TASK DIRECTIONS:
Pull every line of the entries that has the word "text".

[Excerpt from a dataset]

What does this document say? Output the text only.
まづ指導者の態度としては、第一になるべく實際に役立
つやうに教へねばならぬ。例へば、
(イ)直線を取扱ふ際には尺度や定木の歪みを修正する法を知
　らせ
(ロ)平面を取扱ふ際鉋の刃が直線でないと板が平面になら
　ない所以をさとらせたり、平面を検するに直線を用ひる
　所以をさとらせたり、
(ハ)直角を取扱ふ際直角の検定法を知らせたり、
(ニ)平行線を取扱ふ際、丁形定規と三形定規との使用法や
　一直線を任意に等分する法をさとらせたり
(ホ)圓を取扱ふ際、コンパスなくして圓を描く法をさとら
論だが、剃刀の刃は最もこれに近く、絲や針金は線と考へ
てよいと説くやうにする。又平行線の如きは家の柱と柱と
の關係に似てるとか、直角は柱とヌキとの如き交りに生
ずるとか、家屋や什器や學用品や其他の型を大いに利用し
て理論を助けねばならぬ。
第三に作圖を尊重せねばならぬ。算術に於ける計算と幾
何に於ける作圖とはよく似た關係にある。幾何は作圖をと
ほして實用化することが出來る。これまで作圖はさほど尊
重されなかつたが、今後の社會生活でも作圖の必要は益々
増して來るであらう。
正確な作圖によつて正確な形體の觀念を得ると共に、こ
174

...

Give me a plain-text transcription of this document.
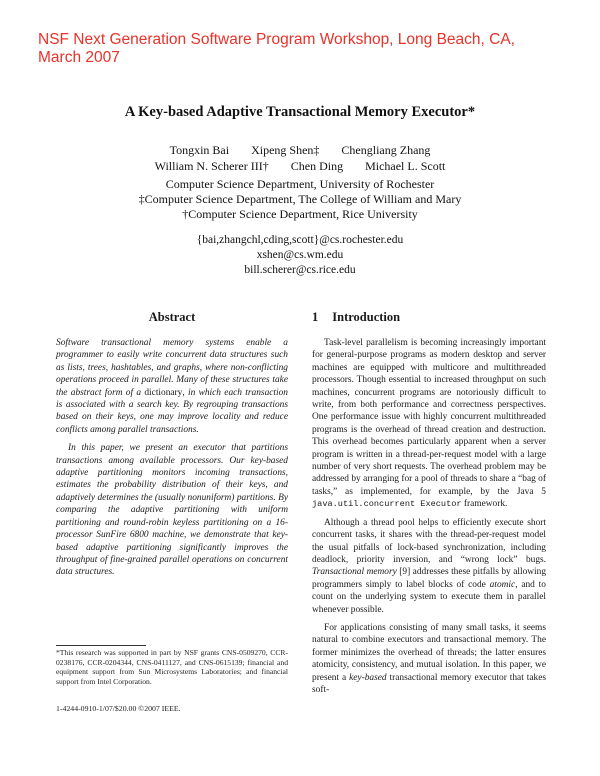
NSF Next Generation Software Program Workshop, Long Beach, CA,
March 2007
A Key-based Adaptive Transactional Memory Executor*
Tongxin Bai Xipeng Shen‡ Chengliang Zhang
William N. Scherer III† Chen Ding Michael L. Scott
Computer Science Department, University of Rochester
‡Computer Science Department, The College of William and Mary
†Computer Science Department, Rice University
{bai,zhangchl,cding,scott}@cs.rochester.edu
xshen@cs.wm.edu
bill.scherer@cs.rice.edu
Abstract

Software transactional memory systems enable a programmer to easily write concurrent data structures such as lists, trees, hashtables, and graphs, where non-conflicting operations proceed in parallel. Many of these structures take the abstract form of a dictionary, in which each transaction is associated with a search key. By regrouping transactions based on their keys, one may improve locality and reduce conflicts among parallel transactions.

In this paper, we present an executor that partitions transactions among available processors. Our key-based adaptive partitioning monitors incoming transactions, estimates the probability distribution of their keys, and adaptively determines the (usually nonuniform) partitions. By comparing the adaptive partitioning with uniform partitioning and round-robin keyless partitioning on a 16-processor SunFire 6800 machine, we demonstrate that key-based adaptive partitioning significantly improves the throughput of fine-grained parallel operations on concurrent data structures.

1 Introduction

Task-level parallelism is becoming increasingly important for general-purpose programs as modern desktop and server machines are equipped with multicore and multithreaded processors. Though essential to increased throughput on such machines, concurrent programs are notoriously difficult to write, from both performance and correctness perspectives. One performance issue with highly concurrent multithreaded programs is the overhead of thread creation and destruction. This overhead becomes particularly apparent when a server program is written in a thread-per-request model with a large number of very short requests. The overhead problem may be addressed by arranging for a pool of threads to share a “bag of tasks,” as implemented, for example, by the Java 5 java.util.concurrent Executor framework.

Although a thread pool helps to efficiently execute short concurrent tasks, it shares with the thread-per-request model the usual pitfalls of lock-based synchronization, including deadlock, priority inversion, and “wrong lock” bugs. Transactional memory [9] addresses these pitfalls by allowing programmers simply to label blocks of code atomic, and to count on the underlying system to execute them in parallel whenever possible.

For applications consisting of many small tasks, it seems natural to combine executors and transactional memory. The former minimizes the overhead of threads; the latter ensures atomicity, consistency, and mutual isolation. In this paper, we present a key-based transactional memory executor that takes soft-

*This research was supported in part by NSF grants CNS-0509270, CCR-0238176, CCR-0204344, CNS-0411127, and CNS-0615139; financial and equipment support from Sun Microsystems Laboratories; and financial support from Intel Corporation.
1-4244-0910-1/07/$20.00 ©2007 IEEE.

COMPLETE RESPONSE:
What does this document say? Output the text only.
Give me a plain-text transcription of this document.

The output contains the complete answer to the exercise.